___ Available data

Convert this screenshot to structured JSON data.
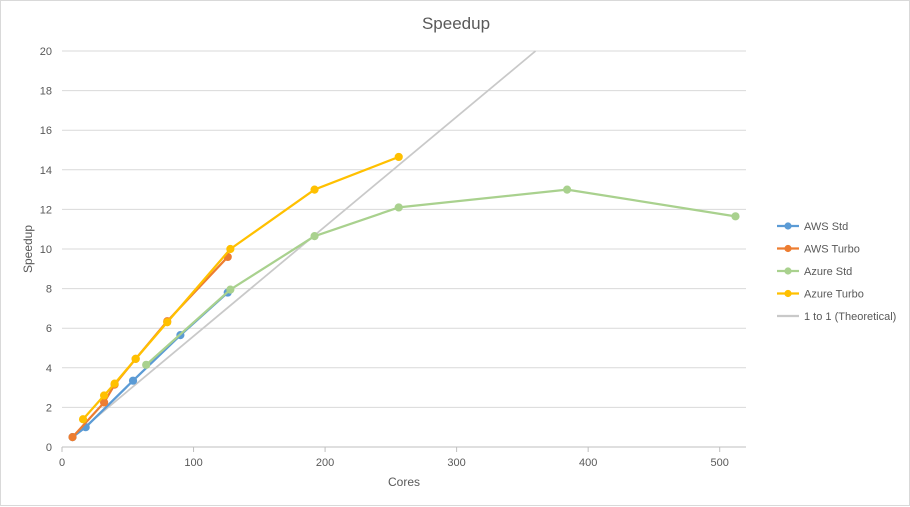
{
  "chart_data": {
    "type": "line",
    "title": "Speedup",
    "xlabel": "Cores",
    "ylabel": "Speedup",
    "xlim": [
      0,
      520
    ],
    "ylim": [
      0,
      20
    ],
    "xticks": [
      0,
      100,
      200,
      300,
      400,
      500
    ],
    "yticks": [
      0,
      2,
      4,
      6,
      8,
      10,
      12,
      14,
      16,
      18,
      20
    ],
    "grid": "horizontal",
    "legend_position": "right",
    "series": [
      {
        "name": "AWS Std",
        "color": "#5b9bd5",
        "markers": true,
        "points": [
          [
            8,
            0.5
          ],
          [
            18,
            1.0
          ],
          [
            54,
            3.35
          ],
          [
            90,
            5.65
          ],
          [
            126,
            7.8
          ]
        ]
      },
      {
        "name": "AWS Turbo",
        "color": "#ed7d31",
        "markers": true,
        "points": [
          [
            8,
            0.5
          ],
          [
            32,
            2.25
          ],
          [
            40,
            3.15
          ],
          [
            56,
            4.45
          ],
          [
            80,
            6.35
          ],
          [
            126,
            9.6
          ]
        ]
      },
      {
        "name": "Azure Std",
        "color": "#a9d18e",
        "markers": true,
        "points": [
          [
            64,
            4.15
          ],
          [
            128,
            7.95
          ],
          [
            192,
            10.65
          ],
          [
            256,
            12.1
          ],
          [
            384,
            13.0
          ],
          [
            512,
            11.65
          ]
        ]
      },
      {
        "name": "Azure Turbo",
        "color": "#ffc000",
        "markers": true,
        "points": [
          [
            16,
            1.4
          ],
          [
            32,
            2.6
          ],
          [
            40,
            3.2
          ],
          [
            56,
            4.45
          ],
          [
            80,
            6.3
          ],
          [
            128,
            10.0
          ],
          [
            192,
            13.0
          ],
          [
            256,
            14.65
          ]
        ]
      },
      {
        "name": "1 to 1 (Theoretical)",
        "color": "#c9c9c9",
        "markers": false,
        "points": [
          [
            8,
            0.5
          ],
          [
            360,
            20
          ]
        ]
      }
    ]
  }
}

______

» Task requirements
Say how many lines of the data include the string "name". Nothing other than the number should be given.

» Solution to this task
5